- [WHAT NEEDS TO BE DONE]:
Reproduce the data below in full and exclude every picture.
--- Start ---
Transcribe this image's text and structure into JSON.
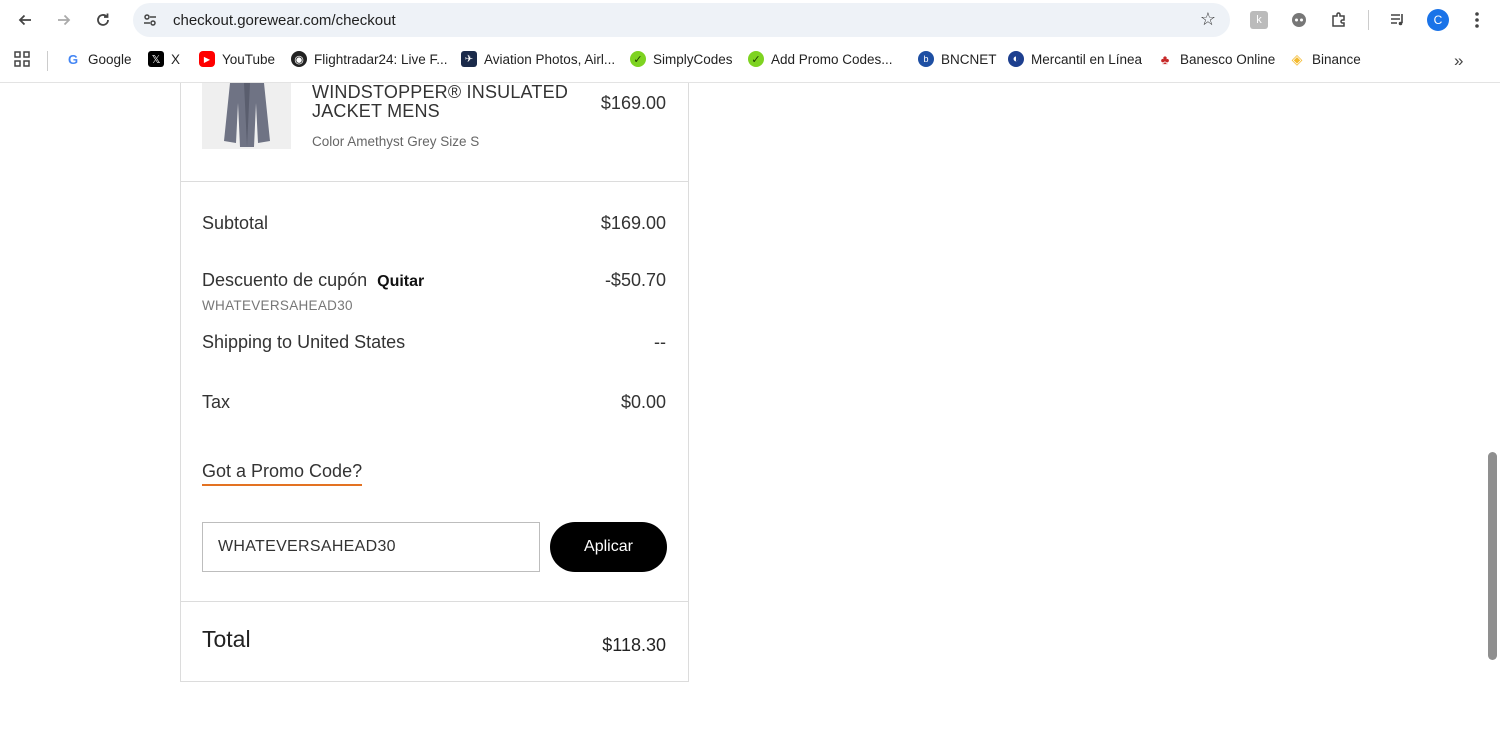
{
  "browser": {
    "url": "checkout.gorewear.com/checkout",
    "avatar_letter": "C"
  },
  "bookmarks": [
    {
      "label": "Google",
      "icon": "google-icon",
      "color": "#4285f4"
    },
    {
      "label": "X",
      "icon": "x-icon",
      "color": "#000000"
    },
    {
      "label": "YouTube",
      "icon": "youtube-icon",
      "color": "#ff0000"
    },
    {
      "label": "Flightradar24: Live F...",
      "icon": "flightradar-icon",
      "color": "#222222"
    },
    {
      "label": "Aviation Photos, Airl...",
      "icon": "aviation-icon",
      "color": "#1a2a4a"
    },
    {
      "label": "SimplyCodes",
      "icon": "simplycodes-icon",
      "color": "#7ed321"
    },
    {
      "label": "Add Promo Codes...",
      "icon": "simplycodes-icon",
      "color": "#7ed321"
    },
    {
      "label": "BNCNET",
      "icon": "bncnet-icon",
      "color": "#1e4fa3"
    },
    {
      "label": "Mercantil en Línea",
      "icon": "mercantil-icon",
      "color": "#1d3f8f"
    },
    {
      "label": "Banesco Online",
      "icon": "banesco-icon",
      "color": "#2e7d32"
    },
    {
      "label": "Binance",
      "icon": "binance-icon",
      "color": "#f3ba2f"
    }
  ],
  "product": {
    "name": "WINDSTOPPER® INSULATED JACKET MENS",
    "price": "$169.00",
    "meta": "Color Amethyst Grey  Size S"
  },
  "summary": {
    "subtotal_label": "Subtotal",
    "subtotal_value": "$169.00",
    "discount_label": "Descuento de cupón",
    "discount_remove": "Quitar",
    "discount_value": "-$50.70",
    "discount_code": "WHATEVERSAHEAD30",
    "shipping_label": "Shipping to United States",
    "shipping_value": "--",
    "tax_label": "Tax",
    "tax_value": "$0.00"
  },
  "promo": {
    "link_label": "Got a Promo Code?",
    "input_value": "WHATEVERSAHEAD30",
    "apply_label": "Aplicar"
  },
  "total": {
    "label": "Total",
    "value": "$118.30"
  }
}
--- End ---
- [SOLUTION FOR THIS EXERCISE]:
Transcribe this image's text and structure into JSON.
{
  "browser": {
    "url": "checkout.gorewear.com/checkout",
    "avatar_letter": "C"
  },
  "bookmarks": [
    {
      "label": "Google",
      "icon": "google-icon",
      "color": "#4285f4"
    },
    {
      "label": "X",
      "icon": "x-icon",
      "color": "#000000"
    },
    {
      "label": "YouTube",
      "icon": "youtube-icon",
      "color": "#ff0000"
    },
    {
      "label": "Flightradar24: Live F...",
      "icon": "flightradar-icon",
      "color": "#222222"
    },
    {
      "label": "Aviation Photos, Airl...",
      "icon": "aviation-icon",
      "color": "#1a2a4a"
    },
    {
      "label": "SimplyCodes",
      "icon": "simplycodes-icon",
      "color": "#7ed321"
    },
    {
      "label": "Add Promo Codes...",
      "icon": "simplycodes-icon",
      "color": "#7ed321"
    },
    {
      "label": "BNCNET",
      "icon": "bncnet-icon",
      "color": "#1e4fa3"
    },
    {
      "label": "Mercantil en Línea",
      "icon": "mercantil-icon",
      "color": "#1d3f8f"
    },
    {
      "label": "Banesco Online",
      "icon": "banesco-icon",
      "color": "#2e7d32"
    },
    {
      "label": "Binance",
      "icon": "binance-icon",
      "color": "#f3ba2f"
    }
  ],
  "product": {
    "name": "WINDSTOPPER® INSULATED JACKET MENS",
    "price": "$169.00",
    "meta": "Color Amethyst Grey  Size S"
  },
  "summary": {
    "subtotal_label": "Subtotal",
    "subtotal_value": "$169.00",
    "discount_label": "Descuento de cupón",
    "discount_remove": "Quitar",
    "discount_value": "-$50.70",
    "discount_code": "WHATEVERSAHEAD30",
    "shipping_label": "Shipping to United States",
    "shipping_value": "--",
    "tax_label": "Tax",
    "tax_value": "$0.00"
  },
  "promo": {
    "link_label": "Got a Promo Code?",
    "input_value": "WHATEVERSAHEAD30",
    "apply_label": "Aplicar"
  },
  "total": {
    "label": "Total",
    "value": "$118.30"
  }
}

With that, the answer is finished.